__EXERCISE INSTRUCTIONS__.
1. Answer these questions using the forum discussion about buying used books.
(a) What does the first poster say all of their used books have had?
(b) Which condition categories does SredniVashtar choose almost exclusively?
(c) Which vendor does SredniVashtar describe as having always been stellar?
2. Retype the forum discussion about buying used books, starting with "Woopydalan, I am" and going on through "have been lucky.".
3. Extend the forum discussion about buying used books from where it stops.

__TEXT SECTION__.
-- Opening Marker --
I've bought a lot of books used. They have all had highlight marks and writing. The amount ranges from very little to excessive highlighting. You have to ask yourself if the highlighting bothers you enough for the savings though.

6. Jan 18, 2014

### SredniVashtar

Woopydalan, I am sorry to hear that. My experience is exclusively with Amazon vendors and apart from three books (two of which had been refunded), I never had that problem. I choose almost exclusively books in the "Good", "Very Good" and, if the price is good, "Like New" categories.
A couple of times I tried "acceptable" books and I have been lucky.

I also noticed that adherence to description is a quality of certain vendors, while others are a little more... carefree. For example, my experience with AnybookLtd (please mind the Ltd that means it's the British incarnation of Anybook) has always been stellar: all books were completely free of annotation (apart from the name and a small scratch in pencil that were duly noted in the book's specifications!) and all in good condition. Even the book I bought as "acceptable" that was advertised has having major damage to the cover came in like new (apart from the damage to the cover).
-- Closing Marker --
__Document understanding data__.
-- Opening Marker --
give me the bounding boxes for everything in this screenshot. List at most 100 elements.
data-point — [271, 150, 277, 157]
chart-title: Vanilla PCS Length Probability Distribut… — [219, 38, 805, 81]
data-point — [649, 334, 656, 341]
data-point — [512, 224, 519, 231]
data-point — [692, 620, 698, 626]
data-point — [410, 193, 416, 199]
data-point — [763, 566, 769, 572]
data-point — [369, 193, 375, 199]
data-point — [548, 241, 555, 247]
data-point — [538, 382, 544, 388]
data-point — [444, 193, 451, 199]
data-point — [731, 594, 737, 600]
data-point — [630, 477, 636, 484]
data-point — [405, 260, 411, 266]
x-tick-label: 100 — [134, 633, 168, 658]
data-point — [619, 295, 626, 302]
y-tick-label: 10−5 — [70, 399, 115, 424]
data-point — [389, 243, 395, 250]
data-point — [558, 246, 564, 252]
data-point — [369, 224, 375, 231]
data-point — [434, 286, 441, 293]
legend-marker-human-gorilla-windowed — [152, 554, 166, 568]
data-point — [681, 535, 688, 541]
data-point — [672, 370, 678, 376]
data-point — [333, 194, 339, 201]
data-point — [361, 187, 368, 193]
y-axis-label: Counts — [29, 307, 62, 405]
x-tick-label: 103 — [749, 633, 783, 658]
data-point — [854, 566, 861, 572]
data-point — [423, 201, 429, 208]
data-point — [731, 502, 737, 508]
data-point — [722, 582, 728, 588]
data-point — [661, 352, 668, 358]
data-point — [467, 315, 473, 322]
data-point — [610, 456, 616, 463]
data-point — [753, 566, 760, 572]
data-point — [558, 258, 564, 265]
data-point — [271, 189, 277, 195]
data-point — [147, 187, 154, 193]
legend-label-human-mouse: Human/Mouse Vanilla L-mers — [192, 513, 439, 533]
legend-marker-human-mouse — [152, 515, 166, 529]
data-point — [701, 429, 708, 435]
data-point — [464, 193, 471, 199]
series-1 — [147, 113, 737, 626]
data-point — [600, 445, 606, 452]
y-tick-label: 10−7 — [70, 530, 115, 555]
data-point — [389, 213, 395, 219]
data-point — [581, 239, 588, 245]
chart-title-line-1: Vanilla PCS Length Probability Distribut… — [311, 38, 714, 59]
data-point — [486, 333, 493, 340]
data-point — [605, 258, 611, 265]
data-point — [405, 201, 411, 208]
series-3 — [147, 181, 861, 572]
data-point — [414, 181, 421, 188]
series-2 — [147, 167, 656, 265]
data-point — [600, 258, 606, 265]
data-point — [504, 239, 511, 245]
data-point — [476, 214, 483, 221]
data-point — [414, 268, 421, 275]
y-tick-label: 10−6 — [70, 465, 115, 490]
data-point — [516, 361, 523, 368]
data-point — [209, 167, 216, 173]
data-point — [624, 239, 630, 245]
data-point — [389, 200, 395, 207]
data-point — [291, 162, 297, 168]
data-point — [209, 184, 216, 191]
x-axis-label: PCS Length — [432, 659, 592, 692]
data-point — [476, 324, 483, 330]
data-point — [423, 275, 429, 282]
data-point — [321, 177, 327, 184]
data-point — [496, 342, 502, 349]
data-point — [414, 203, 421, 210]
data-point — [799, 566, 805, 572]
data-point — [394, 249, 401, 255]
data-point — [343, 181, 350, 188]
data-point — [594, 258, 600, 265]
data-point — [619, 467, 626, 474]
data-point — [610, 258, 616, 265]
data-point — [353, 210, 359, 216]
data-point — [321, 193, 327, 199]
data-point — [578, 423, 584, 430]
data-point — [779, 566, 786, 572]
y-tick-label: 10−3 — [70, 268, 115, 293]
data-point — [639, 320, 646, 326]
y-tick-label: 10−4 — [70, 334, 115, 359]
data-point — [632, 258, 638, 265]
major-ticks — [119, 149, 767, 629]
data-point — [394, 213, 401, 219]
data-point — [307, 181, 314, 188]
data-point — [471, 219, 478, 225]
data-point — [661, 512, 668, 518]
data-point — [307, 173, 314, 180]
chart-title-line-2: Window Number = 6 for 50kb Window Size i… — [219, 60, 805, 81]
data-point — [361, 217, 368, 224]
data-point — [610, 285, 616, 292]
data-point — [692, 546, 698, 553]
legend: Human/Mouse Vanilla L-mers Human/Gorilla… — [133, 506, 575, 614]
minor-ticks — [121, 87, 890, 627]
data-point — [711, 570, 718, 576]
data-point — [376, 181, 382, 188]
-- Closing Marker --
__RESULTS OF THE TASKS__.
1.
(a) Highlight marks and writing.
(b) "Good" and "Very Good," plus "Like New" if the price is good.
(c) AnybookLtd.

2.
Woopydalan, I am sorry to hear that. My experience is exclusively with Amazon vendors and apart from three books (two of which had been refunded), I never had that problem. I choose almost exclusively books in the "Good", "Very Good" and, if the price is good, "Like New" categories.
A couple of times I tried "acceptable" books and I have been lucky.

3.
In general I have been very lucky with British vendors. Not so much with American ones - the few I have tried showed me that the adjective "good" must have a different connotation in American English. Perhaps it means "good for me to sell at this price"... But my sample is too small to make a reliable statistic, so I won't name the two American vendors who disappointed me twice each (right now I am waiting for a book that was due for January 3, I hope it will be "Very Good" as stated, otherwise I will never trust that vendor again).

Just consider that your problem could be vendor (or location?) specific.

Last edited: Jan 18, 2014
7. Jan 18, 2014

### MathJakob

I live in the UK so I might try AnyBookLtd thanks.

8. Jan 18, 2014

### leroyjenkens

100$books for 5$? I've never seen that. I always find a better price for my books on either Ebay or somewhere else, and end up paying over 50\$ at least, unless it's the international version, which I always go for if available.

9. Jan 18, 2014

### SredniVashtar

Well, I might have rounded the numbers to the orders of magnitude :-) but if one likes 'seasoned' books (to me 'seasoned' means 'not dumbed down'), you can save a lot of money.

For example, I bought this http://www.amazon.co.uk/gp/product/0137127952 for 9 pounds.
And I had Jenkins White "Fundamentals of Optics" for less than 5 euros, shipping included. If you look up this paperback edition http://www.amazon.co.uk/Fundamentals-Optics-Francis-Jenkins/dp/0072561912 it costs 160+ pounds. (Ok, I am cheating, I bought this one: http://www.amazon.co.uk/Fundamentals-Optics-Electromagnetics-Francis-Jenkins/dp/0070853460 ) but it's the same book.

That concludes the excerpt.